▶ Instructions for the task: In the listing below, substitute "font-family-combo" for "font-name-combo" in the lines from the line with "split-part: 4 (58, 321, 62, 327)" to the line with "italic-icon[interactable]: I (58, 39, 68, 49)", and give only those lines, otherwise unchanged.

*-*-*

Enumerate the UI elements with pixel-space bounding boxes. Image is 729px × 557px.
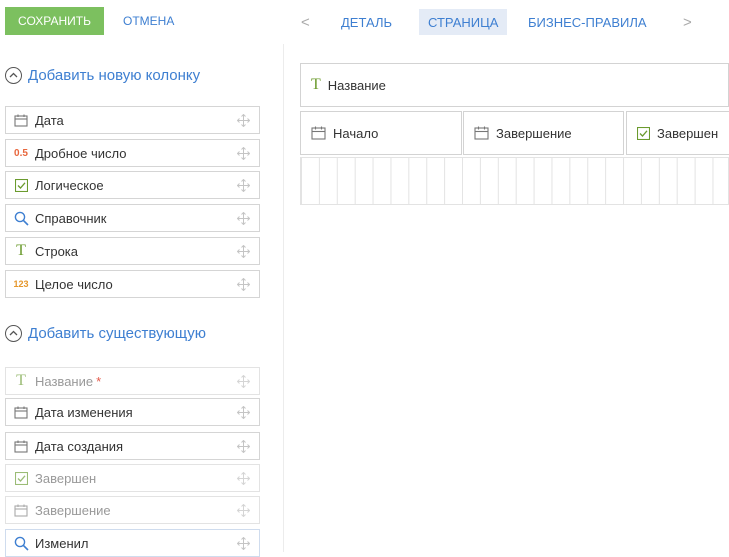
add-new-column-title: Добавить новую колонку — [28, 66, 201, 84]
new-column-date-label: Дата — [35, 112, 64, 128]
new-column-decimal[interactable]: 0.5 Дробное число — [5, 139, 260, 167]
new-column-boolean-label: Логическое — [35, 177, 104, 193]
canvas-field-name[interactable]: T Название — [300, 63, 729, 107]
existing-column-name[interactable]: T Название * — [5, 367, 260, 395]
drag-handle-icon[interactable] — [237, 212, 250, 225]
cancel-button[interactable]: ОТМЕНА — [112, 7, 185, 35]
checkbox-icon — [13, 471, 29, 485]
integer-icon: 123 — [13, 279, 29, 289]
required-mark: * — [96, 373, 102, 389]
tab-detail[interactable]: ДЕТАЛЬ — [332, 9, 401, 35]
existing-column-modified-on-label: Дата изменения — [35, 404, 133, 420]
new-column-date[interactable]: Дата — [5, 106, 260, 134]
canvas-field-completed[interactable]: Завершен — [626, 111, 729, 155]
existing-column-completed-label: Завершен — [35, 470, 97, 486]
existing-column-modified-by[interactable]: Изменил — [5, 529, 260, 557]
tabs-prev-arrow[interactable]: < — [301, 9, 310, 35]
existing-column-completed[interactable]: Завершен — [5, 464, 260, 492]
drag-handle-icon[interactable] — [237, 504, 250, 517]
drag-handle-icon[interactable] — [237, 114, 250, 127]
existing-column-end-label: Завершение — [35, 502, 111, 518]
drag-handle-icon[interactable] — [237, 440, 250, 453]
new-column-integer[interactable]: 123 Целое число — [5, 270, 260, 298]
tabs-next-arrow[interactable]: > — [683, 9, 692, 35]
calendar-icon — [311, 126, 326, 140]
canvas-field-completed-label: Завершен — [657, 125, 719, 141]
layout-empty-grid[interactable] — [300, 157, 729, 205]
new-column-integer-label: Целое число — [35, 276, 113, 292]
drag-handle-icon[interactable] — [237, 147, 250, 160]
add-existing-column-title: Добавить существующую — [28, 324, 206, 342]
calendar-icon — [13, 406, 29, 419]
existing-column-end[interactable]: Завершение — [5, 496, 260, 524]
existing-column-modified-by-label: Изменил — [35, 535, 89, 551]
calendar-icon — [13, 114, 29, 127]
existing-column-created-on[interactable]: Дата создания — [5, 432, 260, 460]
drag-handle-icon[interactable] — [237, 245, 250, 258]
new-column-lookup-label: Справочник — [35, 210, 107, 226]
new-column-lookup[interactable]: Справочник — [5, 204, 260, 232]
new-column-string-label: Строка — [35, 243, 79, 259]
canvas-field-name-label: Название — [327, 77, 386, 93]
canvas-field-start[interactable]: Начало — [300, 111, 462, 155]
canvas-field-start-label: Начало — [333, 125, 379, 141]
drag-handle-icon[interactable] — [237, 278, 250, 291]
chevron-up-icon — [5, 66, 22, 84]
add-existing-column-header[interactable]: Добавить существующую — [5, 320, 206, 346]
drag-handle-icon[interactable] — [237, 179, 250, 192]
chevron-up-icon — [5, 324, 22, 342]
new-column-string[interactable]: T Строка — [5, 237, 260, 265]
search-icon — [13, 536, 29, 551]
existing-column-modified-on[interactable]: Дата изменения — [5, 398, 260, 426]
checkbox-icon — [637, 126, 650, 140]
drag-handle-icon[interactable] — [237, 406, 250, 419]
new-column-boolean[interactable]: Логическое — [5, 171, 260, 199]
decimal-icon: 0.5 — [14, 147, 28, 159]
checkbox-icon — [13, 178, 29, 192]
save-button[interactable]: СОХРАНИТЬ — [5, 7, 104, 35]
existing-column-created-on-label: Дата создания — [35, 438, 124, 454]
new-column-decimal-label: Дробное число — [35, 145, 127, 161]
canvas-field-end[interactable]: Завершение — [463, 111, 624, 155]
text-icon: T — [311, 76, 321, 93]
drag-handle-icon[interactable] — [237, 537, 250, 550]
calendar-icon — [13, 504, 29, 517]
calendar-icon — [13, 440, 29, 453]
search-icon — [13, 211, 29, 226]
existing-column-name-label: Название — [35, 373, 94, 389]
text-icon: T — [16, 372, 26, 389]
drag-handle-icon[interactable] — [237, 375, 250, 388]
calendar-icon — [474, 126, 489, 140]
panel-divider — [283, 44, 284, 552]
text-icon: T — [16, 242, 26, 259]
drag-handle-icon[interactable] — [237, 472, 250, 485]
add-new-column-header[interactable]: Добавить новую колонку — [5, 62, 200, 88]
tab-page[interactable]: СТРАНИЦА — [419, 9, 508, 35]
tab-business-rules[interactable]: БИЗНЕС-ПРАВИЛА — [519, 9, 656, 35]
canvas-field-end-label: Завершение — [496, 125, 572, 141]
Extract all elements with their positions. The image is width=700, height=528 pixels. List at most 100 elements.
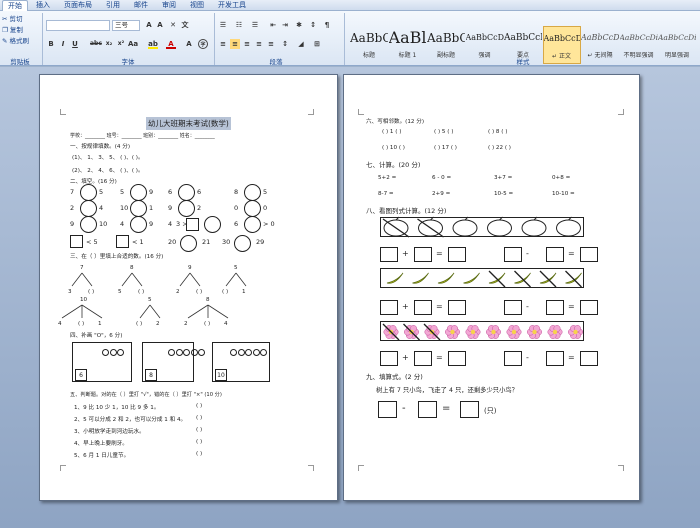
split-part: 4 (58, 321, 62, 327)
tab-review[interactable]: 审阅 (158, 0, 180, 11)
tab-page-layout[interactable]: 页面布局 (60, 0, 96, 11)
font-name-combo[interactable] (46, 20, 110, 31)
tab-home[interactable]: 开始 (2, 0, 28, 11)
italic-icon[interactable]: I (58, 39, 68, 49)
clear-format-icon[interactable]: ✕ (168, 20, 178, 30)
align-center-icon[interactable]: ≡ (230, 39, 240, 49)
answer-box[interactable] (418, 401, 437, 418)
answer-box[interactable] (186, 218, 199, 231)
change-case-icon[interactable]: Aa (128, 39, 138, 49)
sort-icon[interactable]: ↕ (308, 20, 318, 30)
answer-box[interactable] (580, 247, 598, 262)
neighbor-5: ( ) 17 ( ) (434, 145, 457, 151)
grow-font-icon[interactable]: A (144, 20, 154, 30)
compare-circle[interactable] (204, 216, 221, 233)
tab-view[interactable]: 视图 (186, 0, 208, 11)
font-group-label: 字体 (121, 58, 135, 66)
separator (42, 13, 43, 65)
answer-box[interactable] (448, 247, 466, 262)
judge-answer[interactable]: ( ) (196, 427, 202, 433)
answer-box[interactable] (546, 247, 564, 262)
compare-circle[interactable] (180, 235, 197, 252)
compare-circle[interactable] (244, 184, 261, 201)
multilevel-list-icon[interactable]: ☰ (250, 20, 260, 30)
font-color-icon[interactable]: A (166, 39, 176, 49)
answer-box[interactable] (70, 235, 83, 248)
drawn-circle (260, 349, 267, 356)
compare-left-number: 4 (120, 220, 125, 228)
compare-circle[interactable] (80, 200, 97, 217)
judge-answer[interactable]: ( ) (196, 451, 202, 457)
cut-button[interactable]: ✂ 剪切 (2, 15, 23, 24)
strikethrough-icon[interactable]: abc (90, 39, 102, 49)
compare-circle[interactable] (130, 216, 147, 233)
decrease-indent-icon[interactable]: ⇤ (268, 20, 278, 30)
split-line (225, 272, 237, 287)
compare-circle[interactable] (80, 216, 97, 233)
tab-insert[interactable]: 插入 (32, 0, 54, 11)
answer-box[interactable] (448, 351, 466, 366)
compare-circle[interactable] (178, 184, 195, 201)
answer-box[interactable] (546, 300, 564, 315)
judge-answer[interactable]: ( ) (196, 403, 202, 409)
tab-references[interactable]: 引用 (102, 0, 124, 11)
answer-box[interactable] (380, 247, 398, 262)
styles-group-label: 样式 (516, 58, 530, 66)
operator: - (526, 249, 529, 258)
answer-box[interactable] (448, 300, 466, 315)
answer-box[interactable] (580, 351, 598, 366)
distribute-icon[interactable]: ≡ (266, 39, 276, 49)
underline-icon[interactable]: U (70, 39, 80, 49)
tab-mailings[interactable]: 邮件 (130, 0, 152, 11)
compare-circle[interactable] (130, 184, 147, 201)
answer-box[interactable] (380, 351, 398, 366)
pinyin-icon[interactable]: 文 (180, 20, 190, 30)
answer-box[interactable] (460, 401, 479, 418)
compare-right-number: > 0 (263, 220, 275, 228)
align-right-icon[interactable]: ≡ (242, 39, 252, 49)
shading-icon[interactable]: ◢ (296, 39, 306, 49)
highlight-icon[interactable]: ab (148, 39, 158, 49)
answer-box[interactable] (504, 247, 522, 262)
answer-box[interactable] (380, 300, 398, 315)
compare-circle[interactable] (130, 200, 147, 217)
line-spacing-icon[interactable]: ↕ (280, 39, 290, 49)
tab-developer[interactable]: 开发工具 (214, 0, 250, 11)
exam-title: 幼儿大班期末考试(数学) (146, 117, 231, 130)
compare-circle[interactable] (234, 235, 251, 252)
increase-indent-icon[interactable]: ⇥ (280, 20, 290, 30)
justify-icon[interactable]: ≡ (254, 39, 264, 49)
judge-answer[interactable]: ( ) (196, 415, 202, 421)
bold-icon[interactable]: B (46, 39, 56, 49)
answer-box[interactable] (414, 300, 432, 315)
answer-box[interactable] (504, 300, 522, 315)
apple-icon (452, 219, 478, 237)
show-marks-icon[interactable]: ¶ (322, 20, 332, 30)
char-shading-icon[interactable]: A (184, 39, 194, 49)
compare-circle[interactable] (178, 200, 195, 217)
answer-box[interactable] (580, 300, 598, 315)
superscript-icon[interactable]: x² (116, 39, 126, 49)
font-size-combo[interactable]: 三号 (112, 20, 140, 31)
shrink-font-icon[interactable]: A (155, 20, 165, 30)
align-left-icon[interactable]: ≡ (218, 39, 228, 49)
compare-circle[interactable] (244, 216, 261, 233)
answer-box[interactable] (414, 351, 432, 366)
crop-mark (618, 465, 624, 471)
compare-circle[interactable] (80, 184, 97, 201)
subscript-icon[interactable]: x₂ (104, 39, 114, 49)
compare-circle[interactable] (244, 200, 261, 217)
chinese-layout-icon[interactable]: ✱ (294, 20, 304, 30)
enclose-char-icon[interactable]: 字 (198, 39, 208, 49)
answer-box[interactable] (504, 351, 522, 366)
numbering-icon[interactable]: ☷ (234, 20, 244, 30)
copy-button[interactable]: ❐ 复制 (2, 26, 23, 35)
answer-box[interactable] (116, 235, 129, 248)
borders-icon[interactable]: ⊞ (312, 39, 322, 49)
answer-box[interactable] (378, 401, 397, 418)
judge-answer[interactable]: ( ) (196, 439, 202, 445)
answer-box[interactable] (414, 247, 432, 262)
format-painter-button[interactable]: ✎ 格式刷 (2, 37, 29, 46)
bullets-icon[interactable]: ☰ (218, 20, 228, 30)
answer-box[interactable] (546, 351, 564, 366)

*-*-*

▶ Exercise response:
split-part: 4 (58, 321, 62, 327)
tab-review[interactable]: 审阅 (158, 0, 180, 11)
tab-page-layout[interactable]: 页面布局 (60, 0, 96, 11)
font-family-combo[interactable] (46, 20, 110, 31)
tab-home[interactable]: 开始 (2, 0, 28, 11)
italic-icon[interactable]: I (58, 39, 68, 49)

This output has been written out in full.